----- RECORD SET

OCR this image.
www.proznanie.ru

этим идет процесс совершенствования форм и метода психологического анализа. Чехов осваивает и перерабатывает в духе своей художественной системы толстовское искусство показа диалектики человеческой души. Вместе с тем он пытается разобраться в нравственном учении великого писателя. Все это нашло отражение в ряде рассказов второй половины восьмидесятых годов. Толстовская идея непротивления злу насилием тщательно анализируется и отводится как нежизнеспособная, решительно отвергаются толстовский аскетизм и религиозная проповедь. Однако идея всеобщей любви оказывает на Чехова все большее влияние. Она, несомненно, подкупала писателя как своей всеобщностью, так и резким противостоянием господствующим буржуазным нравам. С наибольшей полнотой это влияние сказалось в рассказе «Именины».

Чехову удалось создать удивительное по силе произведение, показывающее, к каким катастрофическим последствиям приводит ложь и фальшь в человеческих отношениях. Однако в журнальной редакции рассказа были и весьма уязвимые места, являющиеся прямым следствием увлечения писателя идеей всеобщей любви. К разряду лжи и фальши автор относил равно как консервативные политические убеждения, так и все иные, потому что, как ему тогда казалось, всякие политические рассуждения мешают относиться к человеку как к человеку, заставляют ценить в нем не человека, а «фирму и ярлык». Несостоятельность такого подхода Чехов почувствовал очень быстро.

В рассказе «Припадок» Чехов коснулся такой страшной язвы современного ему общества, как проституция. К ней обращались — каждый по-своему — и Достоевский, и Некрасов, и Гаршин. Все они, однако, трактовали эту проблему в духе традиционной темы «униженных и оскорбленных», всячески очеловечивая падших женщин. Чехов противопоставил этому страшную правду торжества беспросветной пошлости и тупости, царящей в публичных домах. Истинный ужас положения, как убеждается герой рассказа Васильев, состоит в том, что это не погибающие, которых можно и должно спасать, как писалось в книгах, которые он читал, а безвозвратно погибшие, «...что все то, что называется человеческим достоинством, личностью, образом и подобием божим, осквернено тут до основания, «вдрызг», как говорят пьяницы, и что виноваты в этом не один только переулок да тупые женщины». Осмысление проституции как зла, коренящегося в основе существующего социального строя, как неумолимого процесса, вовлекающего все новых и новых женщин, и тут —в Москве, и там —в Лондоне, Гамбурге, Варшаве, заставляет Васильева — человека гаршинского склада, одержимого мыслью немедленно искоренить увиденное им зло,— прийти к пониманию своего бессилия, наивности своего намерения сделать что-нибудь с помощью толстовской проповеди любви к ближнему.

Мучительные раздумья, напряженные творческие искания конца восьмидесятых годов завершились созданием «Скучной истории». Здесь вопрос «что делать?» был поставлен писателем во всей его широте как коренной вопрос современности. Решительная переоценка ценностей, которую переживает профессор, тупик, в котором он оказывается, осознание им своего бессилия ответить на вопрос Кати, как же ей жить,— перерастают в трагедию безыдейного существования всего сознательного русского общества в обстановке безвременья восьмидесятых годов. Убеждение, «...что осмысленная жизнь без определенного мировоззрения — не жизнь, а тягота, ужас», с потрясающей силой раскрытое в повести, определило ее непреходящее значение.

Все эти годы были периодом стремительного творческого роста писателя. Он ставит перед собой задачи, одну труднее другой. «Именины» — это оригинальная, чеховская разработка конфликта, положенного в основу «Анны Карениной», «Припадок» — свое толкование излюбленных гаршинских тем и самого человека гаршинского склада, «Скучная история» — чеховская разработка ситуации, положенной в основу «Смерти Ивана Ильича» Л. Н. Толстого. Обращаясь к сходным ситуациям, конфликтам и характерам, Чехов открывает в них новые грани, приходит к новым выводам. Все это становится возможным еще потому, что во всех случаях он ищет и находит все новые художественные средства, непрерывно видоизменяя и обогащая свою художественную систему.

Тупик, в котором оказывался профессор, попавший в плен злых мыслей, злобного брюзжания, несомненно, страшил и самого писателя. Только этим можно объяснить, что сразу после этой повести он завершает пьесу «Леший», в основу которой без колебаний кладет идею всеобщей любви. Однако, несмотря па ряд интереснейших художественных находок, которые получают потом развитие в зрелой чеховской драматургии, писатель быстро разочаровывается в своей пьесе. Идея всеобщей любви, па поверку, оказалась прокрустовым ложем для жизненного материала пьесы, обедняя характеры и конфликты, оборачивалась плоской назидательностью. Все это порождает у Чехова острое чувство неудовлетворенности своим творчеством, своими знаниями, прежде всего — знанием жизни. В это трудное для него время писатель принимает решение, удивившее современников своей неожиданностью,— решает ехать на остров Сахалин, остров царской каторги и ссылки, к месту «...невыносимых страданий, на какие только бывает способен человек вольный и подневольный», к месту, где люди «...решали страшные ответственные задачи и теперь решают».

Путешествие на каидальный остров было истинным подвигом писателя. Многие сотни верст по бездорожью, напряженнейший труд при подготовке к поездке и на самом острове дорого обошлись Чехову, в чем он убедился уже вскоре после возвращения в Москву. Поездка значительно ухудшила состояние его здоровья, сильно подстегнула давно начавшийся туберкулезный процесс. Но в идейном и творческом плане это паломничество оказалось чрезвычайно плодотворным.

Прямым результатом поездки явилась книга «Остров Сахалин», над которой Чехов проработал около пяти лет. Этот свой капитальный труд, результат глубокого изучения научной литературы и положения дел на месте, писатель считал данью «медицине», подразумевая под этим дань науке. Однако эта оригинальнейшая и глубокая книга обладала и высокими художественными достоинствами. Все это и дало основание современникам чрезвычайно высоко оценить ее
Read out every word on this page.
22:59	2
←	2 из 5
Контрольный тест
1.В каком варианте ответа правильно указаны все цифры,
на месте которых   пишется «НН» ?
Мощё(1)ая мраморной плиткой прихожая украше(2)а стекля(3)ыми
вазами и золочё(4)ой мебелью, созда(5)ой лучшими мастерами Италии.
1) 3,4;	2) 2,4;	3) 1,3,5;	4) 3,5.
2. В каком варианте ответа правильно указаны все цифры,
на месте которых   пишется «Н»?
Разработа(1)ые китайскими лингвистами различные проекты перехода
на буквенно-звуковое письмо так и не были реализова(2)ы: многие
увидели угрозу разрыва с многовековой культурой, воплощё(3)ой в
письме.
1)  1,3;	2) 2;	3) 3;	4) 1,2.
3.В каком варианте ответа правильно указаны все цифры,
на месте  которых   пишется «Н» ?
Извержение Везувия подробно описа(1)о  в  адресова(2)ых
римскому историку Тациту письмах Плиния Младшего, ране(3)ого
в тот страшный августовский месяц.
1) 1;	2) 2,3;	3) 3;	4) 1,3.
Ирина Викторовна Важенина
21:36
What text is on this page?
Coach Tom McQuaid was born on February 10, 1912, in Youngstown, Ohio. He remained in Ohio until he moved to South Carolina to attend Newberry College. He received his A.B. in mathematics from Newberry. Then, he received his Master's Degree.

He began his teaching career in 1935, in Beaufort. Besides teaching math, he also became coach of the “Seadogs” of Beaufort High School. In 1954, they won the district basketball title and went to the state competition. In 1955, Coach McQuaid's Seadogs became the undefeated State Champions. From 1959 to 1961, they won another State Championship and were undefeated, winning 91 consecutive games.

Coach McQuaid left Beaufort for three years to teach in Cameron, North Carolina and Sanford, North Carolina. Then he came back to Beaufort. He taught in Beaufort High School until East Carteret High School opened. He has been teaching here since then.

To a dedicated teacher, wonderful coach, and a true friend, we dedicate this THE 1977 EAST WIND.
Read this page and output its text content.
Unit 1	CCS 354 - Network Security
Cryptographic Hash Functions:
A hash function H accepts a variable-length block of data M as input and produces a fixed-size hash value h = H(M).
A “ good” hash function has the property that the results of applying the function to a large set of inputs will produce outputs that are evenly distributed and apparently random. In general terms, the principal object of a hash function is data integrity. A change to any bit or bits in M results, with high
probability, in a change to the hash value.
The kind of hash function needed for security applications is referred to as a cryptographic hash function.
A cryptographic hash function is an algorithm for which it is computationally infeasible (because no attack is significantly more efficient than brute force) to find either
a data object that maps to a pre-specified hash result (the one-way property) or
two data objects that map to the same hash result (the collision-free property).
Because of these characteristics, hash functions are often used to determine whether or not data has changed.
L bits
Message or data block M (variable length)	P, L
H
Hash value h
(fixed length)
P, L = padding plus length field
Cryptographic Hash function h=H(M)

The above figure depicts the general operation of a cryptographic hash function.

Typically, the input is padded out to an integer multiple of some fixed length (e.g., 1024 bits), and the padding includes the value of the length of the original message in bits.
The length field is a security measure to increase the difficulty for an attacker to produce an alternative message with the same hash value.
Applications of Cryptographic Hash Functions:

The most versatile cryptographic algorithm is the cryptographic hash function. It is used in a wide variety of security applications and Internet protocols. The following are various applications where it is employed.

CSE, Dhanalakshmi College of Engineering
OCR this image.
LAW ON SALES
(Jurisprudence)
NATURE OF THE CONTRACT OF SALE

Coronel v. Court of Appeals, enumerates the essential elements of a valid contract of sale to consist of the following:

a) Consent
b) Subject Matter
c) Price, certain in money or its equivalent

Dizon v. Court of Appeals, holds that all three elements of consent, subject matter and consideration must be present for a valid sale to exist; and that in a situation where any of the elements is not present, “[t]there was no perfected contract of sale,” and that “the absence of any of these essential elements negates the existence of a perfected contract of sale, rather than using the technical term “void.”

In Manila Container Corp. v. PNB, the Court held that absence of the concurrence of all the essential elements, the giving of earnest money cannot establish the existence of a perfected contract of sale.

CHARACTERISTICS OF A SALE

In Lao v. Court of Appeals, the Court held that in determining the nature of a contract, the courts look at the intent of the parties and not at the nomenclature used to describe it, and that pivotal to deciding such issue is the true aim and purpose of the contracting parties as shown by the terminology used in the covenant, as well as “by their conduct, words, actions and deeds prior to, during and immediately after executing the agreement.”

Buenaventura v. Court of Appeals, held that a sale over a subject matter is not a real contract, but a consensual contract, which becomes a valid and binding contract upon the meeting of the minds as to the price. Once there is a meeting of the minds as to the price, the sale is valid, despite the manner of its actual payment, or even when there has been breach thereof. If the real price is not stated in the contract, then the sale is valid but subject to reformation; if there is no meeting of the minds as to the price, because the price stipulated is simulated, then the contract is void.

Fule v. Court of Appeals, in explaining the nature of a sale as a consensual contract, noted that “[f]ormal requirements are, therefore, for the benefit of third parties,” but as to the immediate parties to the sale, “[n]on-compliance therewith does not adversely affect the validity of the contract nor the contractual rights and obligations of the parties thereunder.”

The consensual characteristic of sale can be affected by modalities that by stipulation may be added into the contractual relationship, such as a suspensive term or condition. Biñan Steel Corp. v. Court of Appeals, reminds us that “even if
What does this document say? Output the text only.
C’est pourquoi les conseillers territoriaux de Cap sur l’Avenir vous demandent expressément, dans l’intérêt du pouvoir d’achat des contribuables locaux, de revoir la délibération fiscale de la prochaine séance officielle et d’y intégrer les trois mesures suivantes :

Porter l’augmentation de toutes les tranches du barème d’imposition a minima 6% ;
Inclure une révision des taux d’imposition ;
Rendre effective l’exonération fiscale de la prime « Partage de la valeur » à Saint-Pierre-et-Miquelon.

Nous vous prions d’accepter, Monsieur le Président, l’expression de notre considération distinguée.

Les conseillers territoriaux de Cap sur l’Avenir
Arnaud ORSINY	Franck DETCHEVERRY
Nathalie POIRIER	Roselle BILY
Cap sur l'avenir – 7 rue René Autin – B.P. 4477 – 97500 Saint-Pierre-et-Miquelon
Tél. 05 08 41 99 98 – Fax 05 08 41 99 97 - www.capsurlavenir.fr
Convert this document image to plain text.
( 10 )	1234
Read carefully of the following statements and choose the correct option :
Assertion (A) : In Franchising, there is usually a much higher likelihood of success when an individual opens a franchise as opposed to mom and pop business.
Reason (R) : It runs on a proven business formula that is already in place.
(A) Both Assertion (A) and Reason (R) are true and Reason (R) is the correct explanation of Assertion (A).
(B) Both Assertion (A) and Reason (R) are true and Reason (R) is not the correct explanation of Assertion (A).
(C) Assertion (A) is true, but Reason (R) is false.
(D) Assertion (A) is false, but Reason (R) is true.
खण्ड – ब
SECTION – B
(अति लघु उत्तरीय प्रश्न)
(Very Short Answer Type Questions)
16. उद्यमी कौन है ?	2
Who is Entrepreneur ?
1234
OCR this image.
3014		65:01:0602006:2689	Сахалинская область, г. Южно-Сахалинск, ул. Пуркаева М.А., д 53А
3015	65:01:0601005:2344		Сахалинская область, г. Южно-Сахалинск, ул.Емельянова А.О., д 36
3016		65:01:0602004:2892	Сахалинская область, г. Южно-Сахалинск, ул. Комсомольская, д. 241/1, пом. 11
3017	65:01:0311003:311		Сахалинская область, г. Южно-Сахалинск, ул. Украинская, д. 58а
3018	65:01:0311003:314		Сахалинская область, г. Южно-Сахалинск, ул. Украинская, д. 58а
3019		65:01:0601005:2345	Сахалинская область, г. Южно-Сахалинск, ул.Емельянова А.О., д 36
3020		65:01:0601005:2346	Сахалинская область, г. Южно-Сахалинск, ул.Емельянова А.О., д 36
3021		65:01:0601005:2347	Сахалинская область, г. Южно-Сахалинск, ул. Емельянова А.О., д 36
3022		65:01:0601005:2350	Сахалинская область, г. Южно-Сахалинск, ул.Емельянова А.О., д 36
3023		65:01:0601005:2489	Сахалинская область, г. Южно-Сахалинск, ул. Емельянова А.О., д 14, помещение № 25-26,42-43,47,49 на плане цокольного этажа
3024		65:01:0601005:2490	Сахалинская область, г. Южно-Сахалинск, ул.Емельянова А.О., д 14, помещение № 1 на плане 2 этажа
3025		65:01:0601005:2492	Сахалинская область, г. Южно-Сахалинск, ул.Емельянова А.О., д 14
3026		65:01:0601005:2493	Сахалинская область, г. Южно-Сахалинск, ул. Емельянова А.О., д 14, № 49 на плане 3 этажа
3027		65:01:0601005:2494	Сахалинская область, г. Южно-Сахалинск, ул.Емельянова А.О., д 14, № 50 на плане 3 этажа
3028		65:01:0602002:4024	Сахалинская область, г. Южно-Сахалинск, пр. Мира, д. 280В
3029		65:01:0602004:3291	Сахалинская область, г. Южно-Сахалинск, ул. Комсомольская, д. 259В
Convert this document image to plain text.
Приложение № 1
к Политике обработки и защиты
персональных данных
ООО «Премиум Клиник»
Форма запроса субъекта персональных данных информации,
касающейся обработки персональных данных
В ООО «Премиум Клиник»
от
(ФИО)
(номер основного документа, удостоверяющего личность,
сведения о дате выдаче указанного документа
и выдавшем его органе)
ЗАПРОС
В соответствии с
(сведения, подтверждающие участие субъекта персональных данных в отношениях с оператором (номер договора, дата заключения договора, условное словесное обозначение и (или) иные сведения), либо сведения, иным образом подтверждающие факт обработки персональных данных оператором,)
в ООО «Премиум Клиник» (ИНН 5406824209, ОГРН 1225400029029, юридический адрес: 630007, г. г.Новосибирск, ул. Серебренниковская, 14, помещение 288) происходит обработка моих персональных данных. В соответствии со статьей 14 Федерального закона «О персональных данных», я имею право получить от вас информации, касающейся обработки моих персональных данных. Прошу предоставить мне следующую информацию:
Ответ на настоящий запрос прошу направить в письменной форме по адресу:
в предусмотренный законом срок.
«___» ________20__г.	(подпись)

----------

SET EXERCISE:
Isolate the lines above that contain the word "same" and copy them.

RESPONSE TO THE TASK:
two data objects that map to the same hash result (the collision-free property).
The length field is a security measure to increase the difficulty for an attacker to produce an alternative message with the same hash value.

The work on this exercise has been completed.